Your instructions:
Search the records for the word "this" and pick out every line that has it.

Listing:
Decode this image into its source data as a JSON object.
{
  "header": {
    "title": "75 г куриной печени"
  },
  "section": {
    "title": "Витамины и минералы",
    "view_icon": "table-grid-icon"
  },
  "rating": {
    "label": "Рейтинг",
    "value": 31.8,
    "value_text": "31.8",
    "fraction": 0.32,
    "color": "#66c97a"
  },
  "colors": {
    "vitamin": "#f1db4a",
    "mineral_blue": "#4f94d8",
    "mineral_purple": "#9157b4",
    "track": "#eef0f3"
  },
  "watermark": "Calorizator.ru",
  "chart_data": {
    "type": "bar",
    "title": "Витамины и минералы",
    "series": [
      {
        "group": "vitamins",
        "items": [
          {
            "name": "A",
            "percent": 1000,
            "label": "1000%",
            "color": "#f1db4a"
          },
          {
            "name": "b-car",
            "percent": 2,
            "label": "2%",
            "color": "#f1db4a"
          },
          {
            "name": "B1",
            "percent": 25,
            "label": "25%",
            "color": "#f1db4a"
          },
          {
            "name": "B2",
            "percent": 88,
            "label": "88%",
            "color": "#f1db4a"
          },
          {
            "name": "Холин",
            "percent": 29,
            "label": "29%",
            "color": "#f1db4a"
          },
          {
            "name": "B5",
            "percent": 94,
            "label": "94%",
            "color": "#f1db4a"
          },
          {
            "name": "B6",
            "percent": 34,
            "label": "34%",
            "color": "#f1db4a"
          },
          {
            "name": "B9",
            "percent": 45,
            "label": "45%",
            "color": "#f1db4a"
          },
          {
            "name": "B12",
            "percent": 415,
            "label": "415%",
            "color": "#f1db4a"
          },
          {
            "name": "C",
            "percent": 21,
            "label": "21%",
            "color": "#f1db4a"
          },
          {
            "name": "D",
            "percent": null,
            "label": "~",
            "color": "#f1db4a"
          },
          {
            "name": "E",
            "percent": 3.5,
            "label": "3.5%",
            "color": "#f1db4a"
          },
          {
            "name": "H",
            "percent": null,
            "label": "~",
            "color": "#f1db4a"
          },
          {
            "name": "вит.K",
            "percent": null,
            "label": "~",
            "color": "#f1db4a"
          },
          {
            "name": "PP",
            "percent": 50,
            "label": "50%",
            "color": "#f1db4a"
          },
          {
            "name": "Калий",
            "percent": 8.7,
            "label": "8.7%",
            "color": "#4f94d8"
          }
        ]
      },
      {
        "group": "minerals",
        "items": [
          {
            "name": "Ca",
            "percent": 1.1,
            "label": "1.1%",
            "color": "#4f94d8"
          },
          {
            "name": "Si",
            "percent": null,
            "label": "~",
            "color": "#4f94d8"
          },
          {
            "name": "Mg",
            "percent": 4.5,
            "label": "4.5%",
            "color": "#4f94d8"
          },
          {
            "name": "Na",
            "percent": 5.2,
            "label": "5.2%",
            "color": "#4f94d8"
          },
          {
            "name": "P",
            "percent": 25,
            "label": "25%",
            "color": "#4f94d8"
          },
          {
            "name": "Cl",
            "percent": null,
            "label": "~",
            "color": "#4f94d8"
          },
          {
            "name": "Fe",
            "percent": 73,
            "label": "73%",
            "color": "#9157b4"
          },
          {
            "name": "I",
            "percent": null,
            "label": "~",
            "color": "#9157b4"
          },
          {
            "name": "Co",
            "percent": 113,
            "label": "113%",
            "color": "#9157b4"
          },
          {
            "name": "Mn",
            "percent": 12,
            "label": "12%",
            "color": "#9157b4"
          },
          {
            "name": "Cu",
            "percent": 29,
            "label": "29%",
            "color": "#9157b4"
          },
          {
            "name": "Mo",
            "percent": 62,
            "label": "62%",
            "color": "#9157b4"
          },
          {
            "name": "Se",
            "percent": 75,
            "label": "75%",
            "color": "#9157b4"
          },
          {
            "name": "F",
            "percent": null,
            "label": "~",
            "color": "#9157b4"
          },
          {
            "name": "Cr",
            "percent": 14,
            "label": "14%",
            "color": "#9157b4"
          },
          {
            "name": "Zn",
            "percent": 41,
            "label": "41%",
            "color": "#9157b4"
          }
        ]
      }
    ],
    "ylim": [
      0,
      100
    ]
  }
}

* * *

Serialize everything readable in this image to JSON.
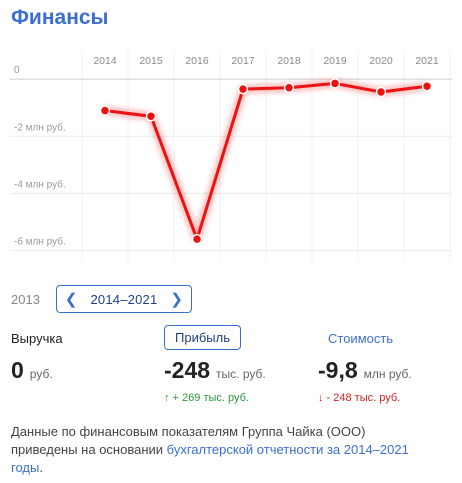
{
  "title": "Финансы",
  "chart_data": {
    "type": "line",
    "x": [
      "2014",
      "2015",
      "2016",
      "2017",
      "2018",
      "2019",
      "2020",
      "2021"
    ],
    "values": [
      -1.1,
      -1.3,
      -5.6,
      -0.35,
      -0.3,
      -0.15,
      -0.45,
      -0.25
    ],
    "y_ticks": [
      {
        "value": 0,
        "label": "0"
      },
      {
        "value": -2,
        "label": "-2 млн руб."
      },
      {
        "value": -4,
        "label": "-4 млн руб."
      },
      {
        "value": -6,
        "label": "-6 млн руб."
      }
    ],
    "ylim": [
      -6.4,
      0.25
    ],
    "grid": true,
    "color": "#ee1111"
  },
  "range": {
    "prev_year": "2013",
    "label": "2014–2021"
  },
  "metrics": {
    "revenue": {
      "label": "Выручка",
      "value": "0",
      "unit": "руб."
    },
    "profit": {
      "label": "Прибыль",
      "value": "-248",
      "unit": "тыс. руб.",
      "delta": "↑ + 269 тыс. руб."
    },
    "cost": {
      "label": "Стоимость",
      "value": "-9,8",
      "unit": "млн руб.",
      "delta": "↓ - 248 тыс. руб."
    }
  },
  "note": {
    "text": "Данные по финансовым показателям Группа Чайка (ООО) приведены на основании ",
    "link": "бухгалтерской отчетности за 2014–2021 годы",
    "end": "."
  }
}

Response to the exercise:
Decode this image into its source data as a JSON object.
Serialize everything readable in this image to JSON.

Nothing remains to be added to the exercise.